▶ _REQUIRED ACTION_: Match the string "الطاقة" against each line below, and copy every line that matches.

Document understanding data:
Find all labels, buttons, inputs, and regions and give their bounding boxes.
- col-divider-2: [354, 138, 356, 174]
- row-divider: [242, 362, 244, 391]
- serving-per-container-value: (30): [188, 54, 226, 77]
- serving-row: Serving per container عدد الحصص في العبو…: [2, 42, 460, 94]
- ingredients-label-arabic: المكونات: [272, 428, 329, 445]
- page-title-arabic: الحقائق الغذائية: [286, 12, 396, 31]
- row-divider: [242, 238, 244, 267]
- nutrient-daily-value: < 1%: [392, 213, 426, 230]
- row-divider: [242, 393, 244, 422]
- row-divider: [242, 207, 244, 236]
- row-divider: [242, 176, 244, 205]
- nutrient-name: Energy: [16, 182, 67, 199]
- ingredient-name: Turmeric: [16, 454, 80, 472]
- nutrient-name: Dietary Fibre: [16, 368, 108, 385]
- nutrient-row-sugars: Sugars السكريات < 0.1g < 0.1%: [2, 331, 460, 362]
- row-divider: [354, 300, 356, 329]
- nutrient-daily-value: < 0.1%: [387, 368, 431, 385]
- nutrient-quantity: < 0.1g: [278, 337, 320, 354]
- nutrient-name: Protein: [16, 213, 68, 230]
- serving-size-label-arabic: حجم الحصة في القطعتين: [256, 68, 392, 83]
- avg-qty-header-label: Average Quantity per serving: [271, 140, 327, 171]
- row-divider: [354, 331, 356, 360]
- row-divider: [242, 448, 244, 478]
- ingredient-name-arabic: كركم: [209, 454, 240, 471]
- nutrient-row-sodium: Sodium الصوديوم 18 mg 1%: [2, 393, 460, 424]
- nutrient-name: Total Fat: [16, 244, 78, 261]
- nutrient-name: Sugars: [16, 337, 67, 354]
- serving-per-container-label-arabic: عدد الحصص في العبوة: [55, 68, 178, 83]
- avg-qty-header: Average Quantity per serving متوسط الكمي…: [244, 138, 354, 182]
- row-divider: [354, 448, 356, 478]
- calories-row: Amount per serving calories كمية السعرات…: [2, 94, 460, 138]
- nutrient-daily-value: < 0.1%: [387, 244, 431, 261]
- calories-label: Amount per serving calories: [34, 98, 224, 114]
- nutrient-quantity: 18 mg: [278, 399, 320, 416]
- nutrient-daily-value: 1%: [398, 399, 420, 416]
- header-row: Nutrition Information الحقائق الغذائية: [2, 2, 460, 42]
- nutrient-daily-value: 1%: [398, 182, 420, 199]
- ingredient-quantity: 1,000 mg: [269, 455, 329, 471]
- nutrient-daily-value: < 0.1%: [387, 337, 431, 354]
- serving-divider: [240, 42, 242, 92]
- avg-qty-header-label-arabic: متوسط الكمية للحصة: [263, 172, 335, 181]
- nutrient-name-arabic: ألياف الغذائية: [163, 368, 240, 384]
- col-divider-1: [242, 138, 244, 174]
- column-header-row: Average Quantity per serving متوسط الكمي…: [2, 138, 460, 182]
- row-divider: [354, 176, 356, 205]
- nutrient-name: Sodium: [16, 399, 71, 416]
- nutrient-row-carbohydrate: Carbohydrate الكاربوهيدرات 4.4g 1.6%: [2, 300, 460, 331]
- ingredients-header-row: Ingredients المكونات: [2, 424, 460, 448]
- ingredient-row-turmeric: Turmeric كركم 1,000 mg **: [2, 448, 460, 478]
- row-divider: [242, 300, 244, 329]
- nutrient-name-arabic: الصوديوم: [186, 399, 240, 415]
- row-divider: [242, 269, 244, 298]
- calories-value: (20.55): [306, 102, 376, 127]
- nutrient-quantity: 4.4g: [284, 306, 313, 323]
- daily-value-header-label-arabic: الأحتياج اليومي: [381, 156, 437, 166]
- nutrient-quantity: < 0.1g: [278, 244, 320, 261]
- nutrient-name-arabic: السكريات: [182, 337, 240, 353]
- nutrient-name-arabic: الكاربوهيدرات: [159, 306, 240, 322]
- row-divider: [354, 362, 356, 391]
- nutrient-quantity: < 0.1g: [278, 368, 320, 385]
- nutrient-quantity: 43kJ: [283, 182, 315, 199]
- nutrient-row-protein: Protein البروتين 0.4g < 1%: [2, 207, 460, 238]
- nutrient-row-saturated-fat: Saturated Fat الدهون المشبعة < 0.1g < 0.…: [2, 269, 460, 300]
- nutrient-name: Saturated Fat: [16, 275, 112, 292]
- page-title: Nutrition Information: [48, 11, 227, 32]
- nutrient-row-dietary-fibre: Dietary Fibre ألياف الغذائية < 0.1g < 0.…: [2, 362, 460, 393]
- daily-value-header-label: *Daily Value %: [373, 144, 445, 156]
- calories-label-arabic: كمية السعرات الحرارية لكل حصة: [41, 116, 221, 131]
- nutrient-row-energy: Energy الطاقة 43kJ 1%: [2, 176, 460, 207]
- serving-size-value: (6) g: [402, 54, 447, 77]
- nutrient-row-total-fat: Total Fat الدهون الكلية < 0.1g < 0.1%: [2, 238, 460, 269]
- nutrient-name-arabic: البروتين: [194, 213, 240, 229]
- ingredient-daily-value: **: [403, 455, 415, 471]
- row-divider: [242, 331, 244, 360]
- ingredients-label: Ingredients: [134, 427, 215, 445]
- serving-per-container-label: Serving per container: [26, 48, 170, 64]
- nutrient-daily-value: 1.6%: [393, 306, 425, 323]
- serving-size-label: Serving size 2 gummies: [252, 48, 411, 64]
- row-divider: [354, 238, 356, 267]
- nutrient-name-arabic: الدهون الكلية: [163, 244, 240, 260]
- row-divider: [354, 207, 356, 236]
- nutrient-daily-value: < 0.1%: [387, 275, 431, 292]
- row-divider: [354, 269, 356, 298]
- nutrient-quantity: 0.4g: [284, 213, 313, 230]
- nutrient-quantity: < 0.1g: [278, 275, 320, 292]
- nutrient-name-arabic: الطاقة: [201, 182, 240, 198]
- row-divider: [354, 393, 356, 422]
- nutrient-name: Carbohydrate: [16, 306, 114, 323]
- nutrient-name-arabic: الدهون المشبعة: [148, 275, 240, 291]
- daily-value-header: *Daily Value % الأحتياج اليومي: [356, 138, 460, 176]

==

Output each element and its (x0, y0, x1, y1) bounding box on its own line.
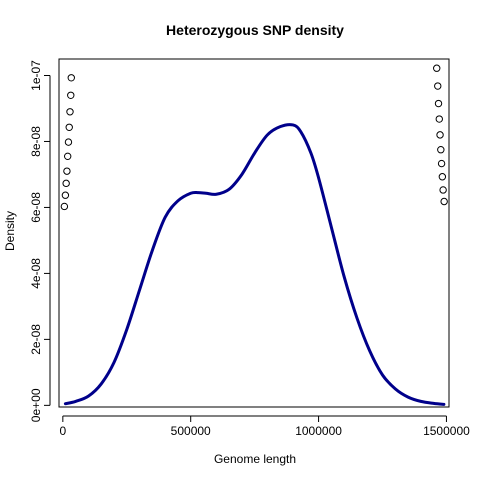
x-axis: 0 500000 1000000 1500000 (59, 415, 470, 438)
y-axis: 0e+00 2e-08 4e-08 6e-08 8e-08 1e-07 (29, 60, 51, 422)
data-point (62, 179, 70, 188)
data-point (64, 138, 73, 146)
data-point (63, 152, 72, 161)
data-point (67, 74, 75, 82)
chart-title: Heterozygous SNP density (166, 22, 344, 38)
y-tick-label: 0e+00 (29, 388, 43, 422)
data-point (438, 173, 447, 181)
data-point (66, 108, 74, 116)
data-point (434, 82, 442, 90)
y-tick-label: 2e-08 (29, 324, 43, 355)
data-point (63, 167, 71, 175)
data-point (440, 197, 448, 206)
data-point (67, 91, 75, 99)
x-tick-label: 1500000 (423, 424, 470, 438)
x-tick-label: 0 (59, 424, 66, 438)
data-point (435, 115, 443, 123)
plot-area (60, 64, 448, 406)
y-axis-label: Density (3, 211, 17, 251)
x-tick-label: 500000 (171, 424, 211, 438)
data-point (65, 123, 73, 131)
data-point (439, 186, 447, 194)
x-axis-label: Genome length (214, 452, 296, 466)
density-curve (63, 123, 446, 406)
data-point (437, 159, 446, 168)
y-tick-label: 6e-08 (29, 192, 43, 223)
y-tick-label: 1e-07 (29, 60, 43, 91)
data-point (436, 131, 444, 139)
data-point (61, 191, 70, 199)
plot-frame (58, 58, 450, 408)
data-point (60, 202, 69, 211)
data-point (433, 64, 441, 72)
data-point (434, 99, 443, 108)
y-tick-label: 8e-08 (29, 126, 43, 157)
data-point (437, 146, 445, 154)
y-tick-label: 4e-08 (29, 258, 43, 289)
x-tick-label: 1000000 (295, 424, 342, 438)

▶ _SOLUTION TO THE EXERCISE_:
- nutrient-row-energy: Energy الطاقة 43kJ 1%: [2, 176, 460, 207]
- nutrient-name-arabic: الطاقة: [201, 182, 240, 198]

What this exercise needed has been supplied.